REQUEST - Copy every line of the data exactly, leaving nothing out.

DATA ENTRIES -

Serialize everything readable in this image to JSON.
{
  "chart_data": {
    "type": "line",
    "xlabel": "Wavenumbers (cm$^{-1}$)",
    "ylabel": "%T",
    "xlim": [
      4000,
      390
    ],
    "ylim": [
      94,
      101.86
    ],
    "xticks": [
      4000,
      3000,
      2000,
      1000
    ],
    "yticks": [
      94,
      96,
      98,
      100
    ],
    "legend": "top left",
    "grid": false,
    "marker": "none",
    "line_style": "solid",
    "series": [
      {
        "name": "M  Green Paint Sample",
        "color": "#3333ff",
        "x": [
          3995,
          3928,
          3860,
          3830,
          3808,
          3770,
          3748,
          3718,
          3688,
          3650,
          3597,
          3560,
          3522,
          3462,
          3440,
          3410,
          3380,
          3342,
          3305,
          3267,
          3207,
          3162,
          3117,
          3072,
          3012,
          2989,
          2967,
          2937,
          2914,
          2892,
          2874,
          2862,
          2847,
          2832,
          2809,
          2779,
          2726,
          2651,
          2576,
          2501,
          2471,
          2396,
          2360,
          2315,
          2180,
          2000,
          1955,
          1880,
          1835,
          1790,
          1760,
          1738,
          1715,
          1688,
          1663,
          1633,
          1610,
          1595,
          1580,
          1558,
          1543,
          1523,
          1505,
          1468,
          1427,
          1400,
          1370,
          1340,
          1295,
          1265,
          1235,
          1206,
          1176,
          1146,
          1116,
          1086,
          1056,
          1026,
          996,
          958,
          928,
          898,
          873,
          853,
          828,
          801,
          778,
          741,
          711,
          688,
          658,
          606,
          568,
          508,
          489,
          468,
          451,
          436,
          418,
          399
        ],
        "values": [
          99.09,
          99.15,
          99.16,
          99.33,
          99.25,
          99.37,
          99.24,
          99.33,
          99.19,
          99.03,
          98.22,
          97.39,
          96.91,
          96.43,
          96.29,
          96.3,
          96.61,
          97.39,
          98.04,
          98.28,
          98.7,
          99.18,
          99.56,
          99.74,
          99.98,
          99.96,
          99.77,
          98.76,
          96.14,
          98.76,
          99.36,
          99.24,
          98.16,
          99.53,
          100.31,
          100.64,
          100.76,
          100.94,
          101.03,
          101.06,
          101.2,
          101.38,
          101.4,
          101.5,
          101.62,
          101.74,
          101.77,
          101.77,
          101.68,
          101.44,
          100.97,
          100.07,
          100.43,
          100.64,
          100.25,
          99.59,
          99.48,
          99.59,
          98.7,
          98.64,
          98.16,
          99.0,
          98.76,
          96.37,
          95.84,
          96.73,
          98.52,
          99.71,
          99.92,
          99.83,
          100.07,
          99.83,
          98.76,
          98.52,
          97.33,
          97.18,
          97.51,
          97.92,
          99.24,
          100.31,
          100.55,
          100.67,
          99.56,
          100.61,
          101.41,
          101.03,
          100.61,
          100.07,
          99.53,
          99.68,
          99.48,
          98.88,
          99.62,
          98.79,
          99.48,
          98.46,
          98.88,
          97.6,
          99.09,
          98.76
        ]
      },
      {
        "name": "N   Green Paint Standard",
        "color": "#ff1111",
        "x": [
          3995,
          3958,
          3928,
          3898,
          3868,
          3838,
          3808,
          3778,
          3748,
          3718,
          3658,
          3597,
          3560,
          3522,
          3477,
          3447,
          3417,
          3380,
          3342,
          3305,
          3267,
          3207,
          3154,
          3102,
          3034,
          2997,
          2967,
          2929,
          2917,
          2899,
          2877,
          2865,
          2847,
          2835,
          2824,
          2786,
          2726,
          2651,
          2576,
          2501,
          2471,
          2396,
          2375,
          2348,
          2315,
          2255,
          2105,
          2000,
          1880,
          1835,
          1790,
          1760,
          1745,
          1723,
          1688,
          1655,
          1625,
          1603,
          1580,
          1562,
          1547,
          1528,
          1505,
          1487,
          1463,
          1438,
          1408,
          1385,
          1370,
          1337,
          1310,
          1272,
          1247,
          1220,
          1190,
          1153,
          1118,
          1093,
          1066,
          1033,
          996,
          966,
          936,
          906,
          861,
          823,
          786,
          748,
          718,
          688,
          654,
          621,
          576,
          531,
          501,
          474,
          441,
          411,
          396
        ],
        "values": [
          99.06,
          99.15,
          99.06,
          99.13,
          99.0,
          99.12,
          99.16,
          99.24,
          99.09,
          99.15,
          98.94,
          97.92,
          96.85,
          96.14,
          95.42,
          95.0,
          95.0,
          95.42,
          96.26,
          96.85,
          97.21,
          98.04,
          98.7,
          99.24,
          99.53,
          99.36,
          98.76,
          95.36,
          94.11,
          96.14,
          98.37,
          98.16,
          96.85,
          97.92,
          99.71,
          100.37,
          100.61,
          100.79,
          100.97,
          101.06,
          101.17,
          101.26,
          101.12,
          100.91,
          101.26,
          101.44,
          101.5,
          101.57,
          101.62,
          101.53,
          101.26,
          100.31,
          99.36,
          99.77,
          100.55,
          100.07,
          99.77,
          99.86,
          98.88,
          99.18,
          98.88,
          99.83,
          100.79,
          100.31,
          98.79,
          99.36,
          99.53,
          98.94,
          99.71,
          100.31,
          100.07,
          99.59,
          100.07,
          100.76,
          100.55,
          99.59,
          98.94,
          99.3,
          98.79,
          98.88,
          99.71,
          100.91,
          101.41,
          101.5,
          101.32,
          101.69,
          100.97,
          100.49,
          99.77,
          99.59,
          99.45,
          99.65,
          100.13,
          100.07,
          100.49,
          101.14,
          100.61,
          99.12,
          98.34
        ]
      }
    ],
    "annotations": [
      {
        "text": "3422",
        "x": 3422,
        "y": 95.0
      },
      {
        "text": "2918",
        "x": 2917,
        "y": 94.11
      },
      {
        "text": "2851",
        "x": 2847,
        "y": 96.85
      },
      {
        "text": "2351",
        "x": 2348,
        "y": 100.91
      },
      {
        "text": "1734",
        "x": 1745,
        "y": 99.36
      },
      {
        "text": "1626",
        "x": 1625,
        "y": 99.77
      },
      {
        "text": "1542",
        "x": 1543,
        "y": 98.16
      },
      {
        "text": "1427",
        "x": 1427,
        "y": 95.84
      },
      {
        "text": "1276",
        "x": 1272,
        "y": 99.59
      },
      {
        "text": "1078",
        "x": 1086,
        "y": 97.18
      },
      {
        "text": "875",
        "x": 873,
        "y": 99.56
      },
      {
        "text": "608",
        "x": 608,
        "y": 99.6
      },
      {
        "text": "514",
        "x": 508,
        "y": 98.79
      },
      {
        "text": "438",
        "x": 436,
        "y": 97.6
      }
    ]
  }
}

SOLVED EXERCISE -
Serialize everything readable in this image to JSON.
{
  "chart_data": {
    "type": "line",
    "xlabel": "Wavenumbers (cm$^{-1}$)",
    "ylabel": "%T",
    "xlim": [
      4000,
      390
    ],
    "ylim": [
      94,
      101.86
    ],
    "xticks": [
      4000,
      3000,
      2000,
      1000
    ],
    "yticks": [
      94,
      96,
      98,
      100
    ],
    "legend": "top left",
    "grid": false,
    "marker": "none",
    "line_style": "solid",
    "series": [
      {
        "name": "M  Green Paint Sample",
        "color": "#3333ff",
        "x": [
          3995,
          3928,
          3860,
          3830,
          3808,
          3770,
          3748,
          3718,
          3688,
          3650,
          3597,
          3560,
          3522,
          3462,
          3440,
          3410,
          3380,
          3342,
          3305,
          3267,
          3207,
          3162,
          3117,
          3072,
          3012,
          2989,
          2967,
          2937,
          2914,
          2892,
          2874,
          2862,
          2847,
          2832,
          2809,
          2779,
          2726,
          2651,
          2576,
          2501,
          2471,
          2396,
          2360,
          2315,
          2180,
          2000,
          1955,
          1880,
          1835,
          1790,
          1760,
          1738,
          1715,
          1688,
          1663,
          1633,
          1610,
          1595,
          1580,
          1558,
          1543,
          1523,
          1505,
          1468,
          1427,
          1400,
          1370,
          1340,
          1295,
          1265,
          1235,
          1206,
          1176,
          1146,
          1116,
          1086,
          1056,
          1026,
          996,
          958,
          928,
          898,
          873,
          853,
          828,
          801,
          778,
          741,
          711,
          688,
          658,
          606,
          568,
          508,
          489,
          468,
          451,
          436,
          418,
          399
        ],
        "values": [
          99.09,
          99.15,
          99.16,
          99.33,
          99.25,
          99.37,
          99.24,
          99.33,
          99.19,
          99.03,
          98.22,
          97.39,
          96.91,
          96.43,
          96.29,
          96.3,
          96.61,
          97.39,
          98.04,
          98.28,
          98.7,
          99.18,
          99.56,
          99.74,
          99.98,
          99.96,
          99.77,
          98.76,
          96.14,
          98.76,
          99.36,
          99.24,
          98.16,
          99.53,
          100.31,
          100.64,
          100.76,
          100.94,
          101.03,
          101.06,
          101.2,
          101.38,
          101.4,
          101.5,
          101.62,
          101.74,
          101.77,
          101.77,
          101.68,
          101.44,
          100.97,
          100.07,
          100.43,
          100.64,
          100.25,
          99.59,
          99.48,
          99.59,
          98.7,
          98.64,
          98.16,
          99.0,
          98.76,
          96.37,
          95.84,
          96.73,
          98.52,
          99.71,
          99.92,
          99.83,
          100.07,
          99.83,
          98.76,
          98.52,
          97.33,
          97.18,
          97.51,
          97.92,
          99.24,
          100.31,
          100.55,
          100.67,
          99.56,
          100.61,
          101.41,
          101.03,
          100.61,
          100.07,
          99.53,
          99.68,
          99.48,
          98.88,
          99.62,
          98.79,
          99.48,
          98.46,
          98.88,
          97.6,
          99.09,
          98.76
        ]
      },
      {
        "name": "N   Green Paint Standard",
        "color": "#ff1111",
        "x": [
          3995,
          3958,
          3928,
          3898,
          3868,
          3838,
          3808,
          3778,
          3748,
          3718,
          3658,
          3597,
          3560,
          3522,
          3477,
          3447,
          3417,
          3380,
          3342,
          3305,
          3267,
          3207,
          3154,
          3102,
          3034,
          2997,
          2967,
          2929,
          2917,
          2899,
          2877,
          2865,
          2847,
          2835,
          2824,
          2786,
          2726,
          2651,
          2576,
          2501,
          2471,
          2396,
          2375,
          2348,
          2315,
          2255,
          2105,
          2000,
          1880,
          1835,
          1790,
          1760,
          1745,
          1723,
          1688,
          1655,
          1625,
          1603,
          1580,
          1562,
          1547,
          1528,
          1505,
          1487,
          1463,
          1438,
          1408,
          1385,
          1370,
          1337,
          1310,
          1272,
          1247,
          1220,
          1190,
          1153,
          1118,
          1093,
          1066,
          1033,
          996,
          966,
          936,
          906,
          861,
          823,
          786,
          748,
          718,
          688,
          654,
          621,
          576,
          531,
          501,
          474,
          441,
          411,
          396
        ],
        "values": [
          99.06,
          99.15,
          99.06,
          99.13,
          99.0,
          99.12,
          99.16,
          99.24,
          99.09,
          99.15,
          98.94,
          97.92,
          96.85,
          96.14,
          95.42,
          95.0,
          95.0,
          95.42,
          96.26,
          96.85,
          97.21,
          98.04,
          98.7,
          99.24,
          99.53,
          99.36,
          98.76,
          95.36,
          94.11,
          96.14,
          98.37,
          98.16,
          96.85,
          97.92,
          99.71,
          100.37,
          100.61,
          100.79,
          100.97,
          101.06,
          101.17,
          101.26,
          101.12,
          100.91,
          101.26,
          101.44,
          101.5,
          101.57,
          101.62,
          101.53,
          101.26,
          100.31,
          99.36,
          99.77,
          100.55,
          100.07,
          99.77,
          99.86,
          98.88,
          99.18,
          98.88,
          99.83,
          100.79,
          100.31,
          98.79,
          99.36,
          99.53,
          98.94,
          99.71,
          100.31,
          100.07,
          99.59,
          100.07,
          100.76,
          100.55,
          99.59,
          98.94,
          99.3,
          98.79,
          98.88,
          99.71,
          100.91,
          101.41,
          101.5,
          101.32,
          101.69,
          100.97,
          100.49,
          99.77,
          99.59,
          99.45,
          99.65,
          100.13,
          100.07,
          100.49,
          101.14,
          100.61,
          99.12,
          98.34
        ]
      }
    ],
    "annotations": [
      {
        "text": "3422",
        "x": 3422,
        "y": 95.0
      },
      {
        "text": "2918",
        "x": 2917,
        "y": 94.11
      },
      {
        "text": "2851",
        "x": 2847,
        "y": 96.85
      },
      {
        "text": "2351",
        "x": 2348,
        "y": 100.91
      },
      {
        "text": "1734",
        "x": 1745,
        "y": 99.36
      },
      {
        "text": "1626",
        "x": 1625,
        "y": 99.77
      },
      {
        "text": "1542",
        "x": 1543,
        "y": 98.16
      },
      {
        "text": "1427",
        "x": 1427,
        "y": 95.84
      },
      {
        "text": "1276",
        "x": 1272,
        "y": 99.59
      },
      {
        "text": "1078",
        "x": 1086,
        "y": 97.18
      },
      {
        "text": "875",
        "x": 873,
        "y": 99.56
      },
      {
        "text": "608",
        "x": 608,
        "y": 99.6
      },
      {
        "text": "514",
        "x": 508,
        "y": 98.79
      },
      {
        "text": "438",
        "x": 436,
        "y": 97.6
      }
    ]
  }
}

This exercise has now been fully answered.